== GIVEN EXERCISE 1 ==
In the post about the Bronte Parsonage library, what job does Ann Dinsdale hold?
== GIVEN EXERCISE 2 ==
Set down the passage of the post about the Bronte Parsonage library starting at "Anyone who has" and ending at "elusive, priceless notebook.".
== GIVEN EXERCISE 3 ==
Continue the post about the Bronte Parsonage library from the point where it stops.
═══ PROVIDED TEXT ═══
Sunday, 20 April 2008

In the library at the Bronte Parsonage

So, here we are in the library at the Bronte Parsonage. The bookcases are full of treasures, and Tessa Montgomery, Daphne's daughter, is looking at the manuscripts of Branwell's poems that her mother bought from Symington, and subsequently donated to the Parsonage, after she had finished writing "The Infernal World of Branwell Bronte".
It's 50 years since Tessa was in Haworth with Daphne -- and she says the Parsonage looks almost exactly the same. The only disappointment is that she remembers being fascinated by the Bronte childrens' handwriting on the walls of their bedroom; but now, on this return visit, Juliet Barker (standing behind us in the picture, with the blonde bob) has revealed the rather less romantic news that the Bronte 'handwriting' was faked at the turn of the century by a local decorator, working in the Parsonage at the time.

You can also see Ann Dinsdale in this picture -- she is the collections manager at the Parsonage, and like Juliet Barker (a former curator), was immensely helpful to me when I was researching "Daphne".
Anyone who has read the book will know that the library is the setting for an episode in the modern narrative strand, when Rachel 'borrows' the Symington papers that are kept locked away here, decades after he was dismissed from his job as curator and librarian, after various Bronte manuscripts and relics went missing. In fact, as I explained during my talk at the Parsonage on Friday evening, I didn't emulate either Rachel (or Symington before her) by turning into a thief! I was allowed to spend a day reading through the Symington file, which revealed, amongst other things, that he had been the last person to have the Honresfeld manuscript -- the lost notebook of Emily Bronte's handwritten poems.
I'm hoping that someone will read "Daphne", follow the clues within the story, and finally track down that elusive, priceless notebook.
═══ DATASET CONTENT ═══
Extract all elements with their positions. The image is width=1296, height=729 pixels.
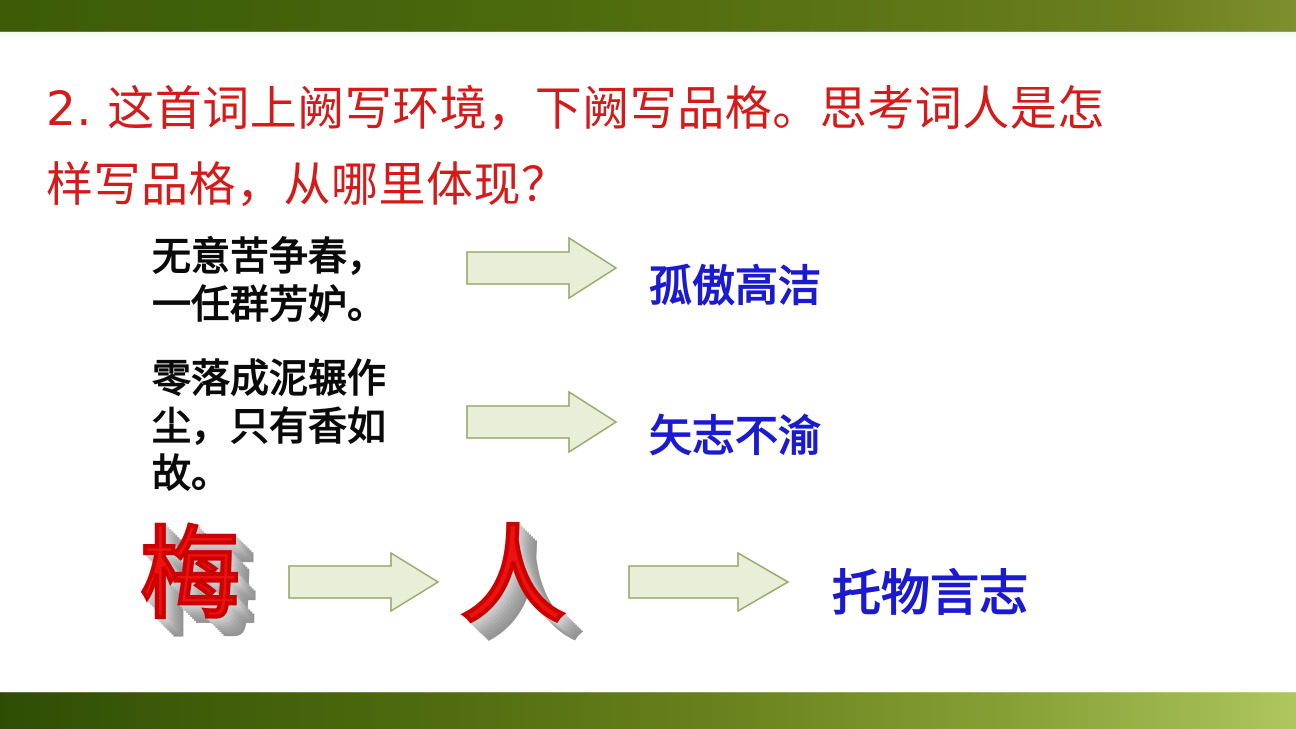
═══
== WRITTEN RESPONSE 1 ==
She is the collections manager at the Parsonage.

== WRITTEN RESPONSE 2 ==
Anyone who has read the book will know that the library is the setting for an episode in the modern narrative strand, when Rachel 'borrows' the Symington papers that are kept locked away here, decades after he was dismissed from his job as curator and librarian, after various Bronte manuscripts and relics went missing. In fact, as I explained during my talk at the Parsonage on Friday evening, I didn't emulate either Rachel (or Symington before her) by turning into a thief! I was allowed to spend a day reading through the Symington file, which revealed, amongst other things, that he had been the last person to have the Honresfeld manuscript -- the lost notebook of Emily Bronte's handwritten poems.
I'm hoping that someone will read "Daphne", follow the clues within the story, and finally track down that elusive, priceless notebook.

== WRITTEN RESPONSE 3 ==
Good luck to any of you who are already on the trail!

Saturday, 19 April 2008

A Bronte Parsonage mystery

I'm just back home from Yorkshire, and it's very late, so I'm probably going to sound incoherent about last night's event at the Parsonage, but here's a quick report, and I'll do a proper one tomorrow. I traveled up to Haworth from London with Tessa (Lady Montgomery), Daphne du Maurier's daughter; and it was the first time she'd returned to the Parsonage since she'd gone there with her mother, when Daphne was researching "The Infernal World of Branwell Bronte", 50 years ago.
It was suitably wuthering when we arrived yesterday afternoon -- bitterly cold, and a low grey sky, so the Parsonage looked at its most mythically bleak. But inside all was warm and humming with voices.
The talk had sold out -- people came from all over the country, and one particularly dedicated woman had traveled from Toronto especially for this event, much to my amazement. (Thankfully, when I spoke to her afterwards, she said she'd thoroughly enjoyed it, and the long journey was worthwhile.)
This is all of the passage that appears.